Exercise brief :: Return all lines from the listing below in which the string "badań" occurs.

[Excerpt from a dataset]
_____

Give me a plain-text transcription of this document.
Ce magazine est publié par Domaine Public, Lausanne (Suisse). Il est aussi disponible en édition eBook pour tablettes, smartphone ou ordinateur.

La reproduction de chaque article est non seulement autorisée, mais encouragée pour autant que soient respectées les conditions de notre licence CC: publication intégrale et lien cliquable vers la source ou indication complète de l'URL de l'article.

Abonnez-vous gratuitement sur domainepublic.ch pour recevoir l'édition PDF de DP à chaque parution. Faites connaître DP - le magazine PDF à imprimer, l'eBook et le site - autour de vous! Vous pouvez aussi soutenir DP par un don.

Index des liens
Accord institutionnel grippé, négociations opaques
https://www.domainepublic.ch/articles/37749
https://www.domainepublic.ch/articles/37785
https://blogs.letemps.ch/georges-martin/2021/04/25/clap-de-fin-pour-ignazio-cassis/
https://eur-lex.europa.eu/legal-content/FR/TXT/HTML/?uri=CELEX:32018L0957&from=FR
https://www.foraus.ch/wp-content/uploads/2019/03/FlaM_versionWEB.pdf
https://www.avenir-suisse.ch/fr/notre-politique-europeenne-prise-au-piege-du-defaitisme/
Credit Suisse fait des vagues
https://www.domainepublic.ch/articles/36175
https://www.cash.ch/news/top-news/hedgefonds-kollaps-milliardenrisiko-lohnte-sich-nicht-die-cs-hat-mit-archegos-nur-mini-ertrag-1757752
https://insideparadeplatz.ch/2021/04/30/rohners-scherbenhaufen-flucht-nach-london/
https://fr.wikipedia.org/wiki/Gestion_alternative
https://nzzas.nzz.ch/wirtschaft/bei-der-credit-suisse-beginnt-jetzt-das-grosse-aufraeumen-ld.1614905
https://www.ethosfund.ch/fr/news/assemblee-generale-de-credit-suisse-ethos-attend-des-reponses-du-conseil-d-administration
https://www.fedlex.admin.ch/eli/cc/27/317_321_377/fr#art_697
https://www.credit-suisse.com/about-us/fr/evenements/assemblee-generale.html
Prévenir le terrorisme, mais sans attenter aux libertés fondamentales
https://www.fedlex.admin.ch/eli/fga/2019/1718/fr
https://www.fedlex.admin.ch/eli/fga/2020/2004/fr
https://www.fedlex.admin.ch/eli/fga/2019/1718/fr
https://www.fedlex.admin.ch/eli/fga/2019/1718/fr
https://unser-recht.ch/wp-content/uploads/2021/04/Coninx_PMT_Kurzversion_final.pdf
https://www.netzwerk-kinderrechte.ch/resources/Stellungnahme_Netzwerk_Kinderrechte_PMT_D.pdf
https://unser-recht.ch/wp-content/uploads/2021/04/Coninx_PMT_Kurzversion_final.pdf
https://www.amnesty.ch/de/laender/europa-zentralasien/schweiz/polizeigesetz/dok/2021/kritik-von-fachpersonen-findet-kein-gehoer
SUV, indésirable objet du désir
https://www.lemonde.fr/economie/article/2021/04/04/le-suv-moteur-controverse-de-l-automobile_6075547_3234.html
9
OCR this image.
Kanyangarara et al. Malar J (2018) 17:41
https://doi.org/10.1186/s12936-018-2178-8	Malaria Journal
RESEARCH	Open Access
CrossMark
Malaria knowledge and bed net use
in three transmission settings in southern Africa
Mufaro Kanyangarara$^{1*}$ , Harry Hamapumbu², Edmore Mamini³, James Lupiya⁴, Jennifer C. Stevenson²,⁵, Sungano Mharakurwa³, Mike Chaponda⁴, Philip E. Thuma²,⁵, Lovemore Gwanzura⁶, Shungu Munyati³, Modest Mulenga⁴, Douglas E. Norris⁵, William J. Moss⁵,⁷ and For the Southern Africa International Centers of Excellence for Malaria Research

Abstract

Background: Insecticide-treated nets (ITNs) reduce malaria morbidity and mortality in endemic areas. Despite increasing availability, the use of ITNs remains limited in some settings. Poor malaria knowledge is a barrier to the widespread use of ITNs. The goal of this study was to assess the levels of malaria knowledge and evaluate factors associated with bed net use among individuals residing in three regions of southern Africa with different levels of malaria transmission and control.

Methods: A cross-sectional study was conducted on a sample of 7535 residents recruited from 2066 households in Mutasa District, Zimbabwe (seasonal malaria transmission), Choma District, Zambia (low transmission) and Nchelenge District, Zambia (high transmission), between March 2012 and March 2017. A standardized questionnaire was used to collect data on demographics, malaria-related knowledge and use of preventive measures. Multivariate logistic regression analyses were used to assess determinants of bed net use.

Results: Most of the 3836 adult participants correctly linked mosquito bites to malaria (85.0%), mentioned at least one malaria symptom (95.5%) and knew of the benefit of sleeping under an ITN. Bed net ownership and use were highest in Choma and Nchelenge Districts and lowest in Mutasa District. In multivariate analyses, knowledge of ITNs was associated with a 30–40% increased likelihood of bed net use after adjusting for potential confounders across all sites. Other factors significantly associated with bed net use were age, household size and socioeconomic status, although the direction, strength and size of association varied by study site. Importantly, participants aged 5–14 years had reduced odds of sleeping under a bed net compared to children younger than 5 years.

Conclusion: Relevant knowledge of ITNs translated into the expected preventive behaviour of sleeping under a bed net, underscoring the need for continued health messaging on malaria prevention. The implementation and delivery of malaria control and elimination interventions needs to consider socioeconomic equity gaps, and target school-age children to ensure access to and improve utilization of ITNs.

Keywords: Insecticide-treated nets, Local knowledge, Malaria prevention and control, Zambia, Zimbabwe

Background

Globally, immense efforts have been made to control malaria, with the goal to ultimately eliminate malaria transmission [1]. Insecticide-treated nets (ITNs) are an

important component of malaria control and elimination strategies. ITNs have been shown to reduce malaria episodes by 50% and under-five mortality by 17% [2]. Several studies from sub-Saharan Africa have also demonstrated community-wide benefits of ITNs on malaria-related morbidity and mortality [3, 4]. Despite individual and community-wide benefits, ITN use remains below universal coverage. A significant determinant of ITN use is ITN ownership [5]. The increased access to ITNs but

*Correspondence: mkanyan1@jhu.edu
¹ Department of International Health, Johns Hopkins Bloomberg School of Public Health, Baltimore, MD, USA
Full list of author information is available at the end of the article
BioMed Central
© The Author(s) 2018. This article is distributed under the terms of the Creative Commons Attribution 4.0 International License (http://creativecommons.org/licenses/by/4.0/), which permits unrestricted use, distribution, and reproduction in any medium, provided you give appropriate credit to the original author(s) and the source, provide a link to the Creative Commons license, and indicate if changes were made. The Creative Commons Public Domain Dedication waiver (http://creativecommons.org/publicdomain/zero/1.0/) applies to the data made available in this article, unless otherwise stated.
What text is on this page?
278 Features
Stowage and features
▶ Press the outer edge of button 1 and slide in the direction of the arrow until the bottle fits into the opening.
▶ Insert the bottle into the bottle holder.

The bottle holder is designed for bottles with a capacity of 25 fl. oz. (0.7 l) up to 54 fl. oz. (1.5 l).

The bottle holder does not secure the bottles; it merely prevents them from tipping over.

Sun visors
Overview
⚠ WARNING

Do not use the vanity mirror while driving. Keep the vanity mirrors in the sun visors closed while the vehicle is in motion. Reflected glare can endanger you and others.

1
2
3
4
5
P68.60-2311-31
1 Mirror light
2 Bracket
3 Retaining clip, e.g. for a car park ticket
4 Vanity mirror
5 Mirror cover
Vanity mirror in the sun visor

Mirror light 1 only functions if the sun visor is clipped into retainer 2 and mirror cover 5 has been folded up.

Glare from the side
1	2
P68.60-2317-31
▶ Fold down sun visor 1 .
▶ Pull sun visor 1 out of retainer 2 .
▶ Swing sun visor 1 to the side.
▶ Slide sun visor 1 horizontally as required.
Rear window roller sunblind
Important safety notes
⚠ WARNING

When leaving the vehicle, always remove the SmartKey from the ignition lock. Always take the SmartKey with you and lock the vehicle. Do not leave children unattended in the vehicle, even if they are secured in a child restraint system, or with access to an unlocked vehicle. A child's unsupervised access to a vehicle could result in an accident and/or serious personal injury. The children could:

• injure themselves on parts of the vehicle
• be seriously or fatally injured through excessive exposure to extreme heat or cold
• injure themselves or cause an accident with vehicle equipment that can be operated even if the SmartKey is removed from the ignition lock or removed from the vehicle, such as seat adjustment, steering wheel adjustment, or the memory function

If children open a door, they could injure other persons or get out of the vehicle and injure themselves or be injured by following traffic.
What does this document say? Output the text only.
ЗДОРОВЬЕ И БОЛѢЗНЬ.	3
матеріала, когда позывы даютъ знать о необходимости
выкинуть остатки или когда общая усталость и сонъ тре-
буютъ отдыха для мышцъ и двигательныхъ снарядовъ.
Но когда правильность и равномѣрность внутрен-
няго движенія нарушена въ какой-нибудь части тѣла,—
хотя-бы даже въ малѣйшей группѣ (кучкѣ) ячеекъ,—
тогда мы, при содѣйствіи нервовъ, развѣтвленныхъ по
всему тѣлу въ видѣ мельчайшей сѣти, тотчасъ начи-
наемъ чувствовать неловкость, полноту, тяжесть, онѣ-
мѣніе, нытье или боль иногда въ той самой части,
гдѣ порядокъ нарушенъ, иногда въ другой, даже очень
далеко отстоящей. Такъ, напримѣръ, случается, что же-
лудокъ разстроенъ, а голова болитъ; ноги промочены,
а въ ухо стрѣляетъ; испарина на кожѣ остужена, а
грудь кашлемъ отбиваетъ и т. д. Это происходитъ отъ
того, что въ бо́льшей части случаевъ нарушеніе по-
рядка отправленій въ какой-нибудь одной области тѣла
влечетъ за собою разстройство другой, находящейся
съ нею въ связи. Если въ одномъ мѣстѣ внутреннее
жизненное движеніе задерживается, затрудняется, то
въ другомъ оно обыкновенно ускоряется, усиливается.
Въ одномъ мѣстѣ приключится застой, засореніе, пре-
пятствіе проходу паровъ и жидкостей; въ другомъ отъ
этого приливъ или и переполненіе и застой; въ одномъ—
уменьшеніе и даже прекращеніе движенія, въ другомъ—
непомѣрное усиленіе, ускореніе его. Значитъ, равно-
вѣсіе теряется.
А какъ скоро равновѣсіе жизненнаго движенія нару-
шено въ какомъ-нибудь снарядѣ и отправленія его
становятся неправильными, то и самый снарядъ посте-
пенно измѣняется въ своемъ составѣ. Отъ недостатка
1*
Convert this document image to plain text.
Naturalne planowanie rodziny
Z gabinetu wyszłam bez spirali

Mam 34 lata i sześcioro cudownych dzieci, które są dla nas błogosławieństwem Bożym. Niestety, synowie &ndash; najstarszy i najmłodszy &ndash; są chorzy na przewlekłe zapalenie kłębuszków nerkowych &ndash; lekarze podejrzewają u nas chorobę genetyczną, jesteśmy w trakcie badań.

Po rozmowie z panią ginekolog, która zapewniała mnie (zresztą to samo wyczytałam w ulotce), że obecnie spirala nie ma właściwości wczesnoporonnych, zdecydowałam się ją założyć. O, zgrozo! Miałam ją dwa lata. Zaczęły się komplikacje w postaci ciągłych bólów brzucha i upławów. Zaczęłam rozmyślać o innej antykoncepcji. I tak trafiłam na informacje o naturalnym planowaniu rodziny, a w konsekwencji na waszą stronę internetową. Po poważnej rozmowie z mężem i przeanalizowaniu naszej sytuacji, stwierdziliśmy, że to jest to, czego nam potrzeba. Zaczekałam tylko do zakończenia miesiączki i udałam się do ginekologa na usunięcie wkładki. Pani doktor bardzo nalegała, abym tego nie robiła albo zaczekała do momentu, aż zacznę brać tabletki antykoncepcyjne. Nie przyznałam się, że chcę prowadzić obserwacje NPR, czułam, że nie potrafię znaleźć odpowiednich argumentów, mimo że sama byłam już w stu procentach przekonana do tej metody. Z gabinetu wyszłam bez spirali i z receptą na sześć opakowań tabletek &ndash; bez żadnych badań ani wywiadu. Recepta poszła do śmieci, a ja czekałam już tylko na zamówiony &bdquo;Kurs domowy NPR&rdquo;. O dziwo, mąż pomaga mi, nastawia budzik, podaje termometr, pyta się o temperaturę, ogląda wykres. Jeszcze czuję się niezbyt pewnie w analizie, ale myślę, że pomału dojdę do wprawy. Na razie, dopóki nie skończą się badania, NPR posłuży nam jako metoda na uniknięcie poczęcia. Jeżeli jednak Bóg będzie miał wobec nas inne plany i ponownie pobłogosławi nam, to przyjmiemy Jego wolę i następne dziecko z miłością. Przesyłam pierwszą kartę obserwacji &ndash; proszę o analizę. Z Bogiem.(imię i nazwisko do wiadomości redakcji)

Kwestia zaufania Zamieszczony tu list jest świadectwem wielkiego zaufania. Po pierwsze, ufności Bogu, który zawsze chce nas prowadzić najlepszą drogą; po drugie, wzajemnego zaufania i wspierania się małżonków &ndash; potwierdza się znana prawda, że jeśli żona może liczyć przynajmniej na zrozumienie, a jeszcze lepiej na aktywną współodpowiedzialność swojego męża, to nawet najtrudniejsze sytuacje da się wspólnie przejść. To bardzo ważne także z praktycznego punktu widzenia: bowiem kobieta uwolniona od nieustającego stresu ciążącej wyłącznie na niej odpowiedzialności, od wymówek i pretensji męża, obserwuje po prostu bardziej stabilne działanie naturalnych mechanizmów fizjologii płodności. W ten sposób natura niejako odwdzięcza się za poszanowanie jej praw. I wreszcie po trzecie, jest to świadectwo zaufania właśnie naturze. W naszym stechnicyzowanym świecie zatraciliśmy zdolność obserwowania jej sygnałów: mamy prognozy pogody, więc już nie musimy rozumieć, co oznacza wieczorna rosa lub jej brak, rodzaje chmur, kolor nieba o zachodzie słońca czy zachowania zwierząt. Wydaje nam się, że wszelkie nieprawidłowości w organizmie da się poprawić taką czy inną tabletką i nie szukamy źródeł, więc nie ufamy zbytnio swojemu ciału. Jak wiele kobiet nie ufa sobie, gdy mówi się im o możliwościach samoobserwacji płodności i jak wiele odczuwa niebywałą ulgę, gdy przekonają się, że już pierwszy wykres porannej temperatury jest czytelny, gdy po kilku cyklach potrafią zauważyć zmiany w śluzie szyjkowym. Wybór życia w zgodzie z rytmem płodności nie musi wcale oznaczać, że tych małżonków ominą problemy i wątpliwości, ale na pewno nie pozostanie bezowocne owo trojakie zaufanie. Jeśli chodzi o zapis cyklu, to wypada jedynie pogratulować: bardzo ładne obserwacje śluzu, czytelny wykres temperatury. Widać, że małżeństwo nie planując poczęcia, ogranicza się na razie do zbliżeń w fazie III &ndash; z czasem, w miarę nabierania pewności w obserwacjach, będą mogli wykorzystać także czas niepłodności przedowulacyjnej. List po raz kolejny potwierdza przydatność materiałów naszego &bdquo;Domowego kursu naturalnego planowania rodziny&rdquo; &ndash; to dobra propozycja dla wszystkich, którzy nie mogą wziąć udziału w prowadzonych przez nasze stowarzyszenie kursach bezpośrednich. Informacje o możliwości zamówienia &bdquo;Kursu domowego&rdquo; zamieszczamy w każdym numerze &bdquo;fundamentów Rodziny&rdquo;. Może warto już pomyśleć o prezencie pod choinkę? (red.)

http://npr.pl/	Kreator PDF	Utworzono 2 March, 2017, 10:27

_____

Reply to the exercise ::
Mam 34 lata i sześcioro cudownych dzieci, które są dla nas błogosławieństwem Bożym. Niestety, synowie &ndash; najstarszy i najmłodszy &ndash; są chorzy na przewlekłe zapalenie kłębuszków nerkowych &ndash; lekarze podejrzewają u nas chorobę genetyczną, jesteśmy w trakcie badań.
Po rozmowie z panią ginekolog, która zapewniała mnie (zresztą to samo wyczytałam w ulotce), że obecnie spirala nie ma właściwości wczesnoporonnych, zdecydowałam się ją założyć. O, zgrozo! Miałam ją dwa lata. Zaczęły się komplikacje w postaci ciągłych bólów brzucha i upławów. Zaczęłam rozmyślać o innej antykoncepcji. I tak trafiłam na informacje o naturalnym planowaniu rodziny, a w konsekwencji na waszą stronę internetową. Po poważnej rozmowie z mężem i przeanalizowaniu naszej sytuacji, stwierdziliśmy, że to jest to, czego nam potrzeba. Zaczekałam tylko do zakończenia miesiączki i udałam się do ginekologa na usunięcie wkładki. Pani doktor bardzo nalegała, abym tego nie robiła albo zaczekała do momentu, aż zacznę brać tabletki antykoncepcyjne. Nie przyznałam się, że chcę prowadzić obserwacje NPR, czułam, że nie potrafię znaleźć odpowiednich argumentów, mimo że sama byłam już w stu procentach przekonana do tej metody. Z gabinetu wyszłam bez spirali i z receptą na sześć opakowań tabletek &ndash; bez żadnych badań ani wywiadu. Recepta poszła do śmieci, a ja czekałam już tylko na zamówiony &bdquo;Kurs domowy NPR&rdquo;. O dziwo, mąż pomaga mi, nastawia budzik, podaje termometr, pyta się o temperaturę, ogląda wykres. Jeszcze czuję się niezbyt pewnie w analizie, ale myślę, że pomału dojdę do wprawy. Na razie, dopóki nie skończą się badania, NPR posłuży nam jako metoda na uniknięcie poczęcia. Jeżeli jednak Bóg będzie miał wobec nas inne plany i ponownie pobłogosławi nam, to przyjmiemy Jego wolę i następne dziecko z miłością. Przesyłam pierwszą kartę obserwacji &ndash; proszę o analizę. Z Bogiem.(imię i nazwisko do wiadomości redakcji)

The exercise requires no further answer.